**To do:**
Extract every line of the material below and reproduce it faithfully.

※ ※ ※

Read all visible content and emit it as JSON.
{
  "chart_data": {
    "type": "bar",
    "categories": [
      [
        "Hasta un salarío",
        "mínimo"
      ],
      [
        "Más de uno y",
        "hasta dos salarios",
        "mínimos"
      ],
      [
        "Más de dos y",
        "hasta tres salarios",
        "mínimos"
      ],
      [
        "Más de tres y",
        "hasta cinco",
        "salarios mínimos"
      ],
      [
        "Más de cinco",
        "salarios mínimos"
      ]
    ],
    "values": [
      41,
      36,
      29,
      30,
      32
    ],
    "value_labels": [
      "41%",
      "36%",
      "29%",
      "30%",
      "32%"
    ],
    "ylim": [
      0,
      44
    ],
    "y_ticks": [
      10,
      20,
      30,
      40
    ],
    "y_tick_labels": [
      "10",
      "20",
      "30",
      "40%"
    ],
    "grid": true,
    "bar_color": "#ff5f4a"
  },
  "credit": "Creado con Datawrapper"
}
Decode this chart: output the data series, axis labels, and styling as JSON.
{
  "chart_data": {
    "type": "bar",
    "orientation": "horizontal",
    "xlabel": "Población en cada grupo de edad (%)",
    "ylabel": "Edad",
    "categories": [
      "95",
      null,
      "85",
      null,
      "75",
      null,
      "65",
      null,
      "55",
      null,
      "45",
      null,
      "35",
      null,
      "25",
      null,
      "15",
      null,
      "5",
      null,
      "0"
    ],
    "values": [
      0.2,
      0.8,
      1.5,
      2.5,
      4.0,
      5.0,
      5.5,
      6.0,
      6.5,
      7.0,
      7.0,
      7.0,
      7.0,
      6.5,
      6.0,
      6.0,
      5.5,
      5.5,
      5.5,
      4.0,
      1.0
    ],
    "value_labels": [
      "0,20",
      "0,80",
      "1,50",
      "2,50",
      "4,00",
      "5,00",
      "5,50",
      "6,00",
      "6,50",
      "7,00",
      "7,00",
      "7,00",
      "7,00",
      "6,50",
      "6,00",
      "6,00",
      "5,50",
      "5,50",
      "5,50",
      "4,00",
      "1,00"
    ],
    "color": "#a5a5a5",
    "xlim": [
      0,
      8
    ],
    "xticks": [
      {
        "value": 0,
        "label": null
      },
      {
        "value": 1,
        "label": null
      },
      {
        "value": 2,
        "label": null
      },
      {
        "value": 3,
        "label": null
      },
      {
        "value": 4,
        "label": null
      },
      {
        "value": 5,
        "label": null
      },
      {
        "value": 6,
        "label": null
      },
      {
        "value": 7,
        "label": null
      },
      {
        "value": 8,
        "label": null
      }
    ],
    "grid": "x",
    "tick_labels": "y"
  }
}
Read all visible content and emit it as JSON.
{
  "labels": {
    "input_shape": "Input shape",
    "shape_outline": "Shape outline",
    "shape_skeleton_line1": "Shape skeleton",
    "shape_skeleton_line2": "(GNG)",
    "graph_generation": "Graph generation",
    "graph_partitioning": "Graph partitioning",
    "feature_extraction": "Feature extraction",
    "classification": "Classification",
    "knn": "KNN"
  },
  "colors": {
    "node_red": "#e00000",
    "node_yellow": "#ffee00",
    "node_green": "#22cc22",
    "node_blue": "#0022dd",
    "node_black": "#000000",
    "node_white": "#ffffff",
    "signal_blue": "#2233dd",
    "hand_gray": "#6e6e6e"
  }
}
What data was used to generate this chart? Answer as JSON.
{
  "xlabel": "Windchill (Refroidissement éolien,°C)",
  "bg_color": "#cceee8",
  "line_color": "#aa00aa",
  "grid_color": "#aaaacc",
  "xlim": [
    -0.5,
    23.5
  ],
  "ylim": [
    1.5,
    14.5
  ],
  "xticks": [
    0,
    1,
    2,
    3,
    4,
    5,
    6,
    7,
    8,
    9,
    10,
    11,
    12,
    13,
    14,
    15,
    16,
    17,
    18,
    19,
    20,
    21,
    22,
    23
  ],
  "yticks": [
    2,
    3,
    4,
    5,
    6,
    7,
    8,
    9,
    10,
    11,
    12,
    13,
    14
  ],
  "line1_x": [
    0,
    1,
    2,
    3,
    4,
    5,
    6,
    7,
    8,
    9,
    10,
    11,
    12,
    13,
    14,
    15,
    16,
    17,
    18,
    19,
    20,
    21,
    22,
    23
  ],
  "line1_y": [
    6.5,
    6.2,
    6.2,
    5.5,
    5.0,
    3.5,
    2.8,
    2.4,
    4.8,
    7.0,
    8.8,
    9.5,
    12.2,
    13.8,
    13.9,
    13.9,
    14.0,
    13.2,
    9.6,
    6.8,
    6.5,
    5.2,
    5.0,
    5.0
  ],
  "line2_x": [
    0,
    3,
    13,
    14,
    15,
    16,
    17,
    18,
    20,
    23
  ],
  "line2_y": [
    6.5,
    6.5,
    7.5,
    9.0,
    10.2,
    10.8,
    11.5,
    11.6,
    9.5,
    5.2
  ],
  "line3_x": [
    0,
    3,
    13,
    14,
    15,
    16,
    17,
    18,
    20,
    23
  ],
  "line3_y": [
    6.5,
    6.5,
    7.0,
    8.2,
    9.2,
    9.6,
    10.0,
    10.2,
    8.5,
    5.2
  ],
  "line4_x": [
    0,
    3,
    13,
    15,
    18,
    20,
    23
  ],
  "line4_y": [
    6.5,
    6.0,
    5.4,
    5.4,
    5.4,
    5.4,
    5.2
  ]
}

※ ※ ※

**Answer for this exercise:**
Read all visible content and emit it as JSON.
{
  "chart_data": {
    "type": "bar",
    "categories": [
      [
        "Hasta un salarío",
        "mínimo"
      ],
      [
        "Más de uno y",
        "hasta dos salarios",
        "mínimos"
      ],
      [
        "Más de dos y",
        "hasta tres salarios",
        "mínimos"
      ],
      [
        "Más de tres y",
        "hasta cinco",
        "salarios mínimos"
      ],
      [
        "Más de cinco",
        "salarios mínimos"
      ]
    ],
    "values": [
      41,
      36,
      29,
      30,
      32
    ],
    "value_labels": [
      "41%",
      "36%",
      "29%",
      "30%",
      "32%"
    ],
    "ylim": [
      0,
      44
    ],
    "y_ticks": [
      10,
      20,
      30,
      40
    ],
    "y_tick_labels": [
      "10",
      "20",
      "30",
      "40%"
    ],
    "grid": true,
    "bar_color": "#ff5f4a"
  },
  "credit": "Creado con Datawrapper"
}
Decode this chart: output the data series, axis labels, and styling as JSON.
{
  "chart_data": {
    "type": "bar",
    "orientation": "horizontal",
    "xlabel": "Población en cada grupo de edad (%)",
    "ylabel": "Edad",
    "categories": [
      "95",
      null,
      "85",
      null,
      "75",
      null,
      "65",
      null,
      "55",
      null,
      "45",
      null,
      "35",
      null,
      "25",
      null,
      "15",
      null,
      "5",
      null,
      "0"
    ],
    "values": [
      0.2,
      0.8,
      1.5,
      2.5,
      4.0,
      5.0,
      5.5,
      6.0,
      6.5,
      7.0,
      7.0,
      7.0,
      7.0,
      6.5,
      6.0,
      6.0,
      5.5,
      5.5,
      5.5,
      4.0,
      1.0
    ],
    "value_labels": [
      "0,20",
      "0,80",
      "1,50",
      "2,50",
      "4,00",
      "5,00",
      "5,50",
      "6,00",
      "6,50",
      "7,00",
      "7,00",
      "7,00",
      "7,00",
      "6,50",
      "6,00",
      "6,00",
      "5,50",
      "5,50",
      "5,50",
      "4,00",
      "1,00"
    ],
    "color": "#a5a5a5",
    "xlim": [
      0,
      8
    ],
    "xticks": [
      {
        "value": 0,
        "label": null
      },
      {
        "value": 1,
        "label": null
      },
      {
        "value": 2,
        "label": null
      },
      {
        "value": 3,
        "label": null
      },
      {
        "value": 4,
        "label": null
      },
      {
        "value": 5,
        "label": null
      },
      {
        "value": 6,
        "label": null
      },
      {
        "value": 7,
        "label": null
      },
      {
        "value": 8,
        "label": null
      }
    ],
    "grid": "x",
    "tick_labels": "y"
  }
}
Read all visible content and emit it as JSON.
{
  "labels": {
    "input_shape": "Input shape",
    "shape_outline": "Shape outline",
    "shape_skeleton_line1": "Shape skeleton",
    "shape_skeleton_line2": "(GNG)",
    "graph_generation": "Graph generation",
    "graph_partitioning": "Graph partitioning",
    "feature_extraction": "Feature extraction",
    "classification": "Classification",
    "knn": "KNN"
  },
  "colors": {
    "node_red": "#e00000",
    "node_yellow": "#ffee00",
    "node_green": "#22cc22",
    "node_blue": "#0022dd",
    "node_black": "#000000",
    "node_white": "#ffffff",
    "signal_blue": "#2233dd",
    "hand_gray": "#6e6e6e"
  }
}
What data was used to generate this chart? Answer as JSON.
{
  "xlabel": "Windchill (Refroidissement éolien,°C)",
  "bg_color": "#cceee8",
  "line_color": "#aa00aa",
  "grid_color": "#aaaacc",
  "xlim": [
    -0.5,
    23.5
  ],
  "ylim": [
    1.5,
    14.5
  ],
  "xticks": [
    0,
    1,
    2,
    3,
    4,
    5,
    6,
    7,
    8,
    9,
    10,
    11,
    12,
    13,
    14,
    15,
    16,
    17,
    18,
    19,
    20,
    21,
    22,
    23
  ],
  "yticks": [
    2,
    3,
    4,
    5,
    6,
    7,
    8,
    9,
    10,
    11,
    12,
    13,
    14
  ],
  "line1_x": [
    0,
    1,
    2,
    3,
    4,
    5,
    6,
    7,
    8,
    9,
    10,
    11,
    12,
    13,
    14,
    15,
    16,
    17,
    18,
    19,
    20,
    21,
    22,
    23
  ],
  "line1_y": [
    6.5,
    6.2,
    6.2,
    5.5,
    5.0,
    3.5,
    2.8,
    2.4,
    4.8,
    7.0,
    8.8,
    9.5,
    12.2,
    13.8,
    13.9,
    13.9,
    14.0,
    13.2,
    9.6,
    6.8,
    6.5,
    5.2,
    5.0,
    5.0
  ],
  "line2_x": [
    0,
    3,
    13,
    14,
    15,
    16,
    17,
    18,
    20,
    23
  ],
  "line2_y": [
    6.5,
    6.5,
    7.5,
    9.0,
    10.2,
    10.8,
    11.5,
    11.6,
    9.5,
    5.2
  ],
  "line3_x": [
    0,
    3,
    13,
    14,
    15,
    16,
    17,
    18,
    20,
    23
  ],
  "line3_y": [
    6.5,
    6.5,
    7.0,
    8.2,
    9.2,
    9.6,
    10.0,
    10.2,
    8.5,
    5.2
  ],
  "line4_x": [
    0,
    3,
    13,
    15,
    18,
    20,
    23
  ],
  "line4_y": [
    6.5,
    6.0,
    5.4,
    5.4,
    5.4,
    5.4,
    5.2
  ]
}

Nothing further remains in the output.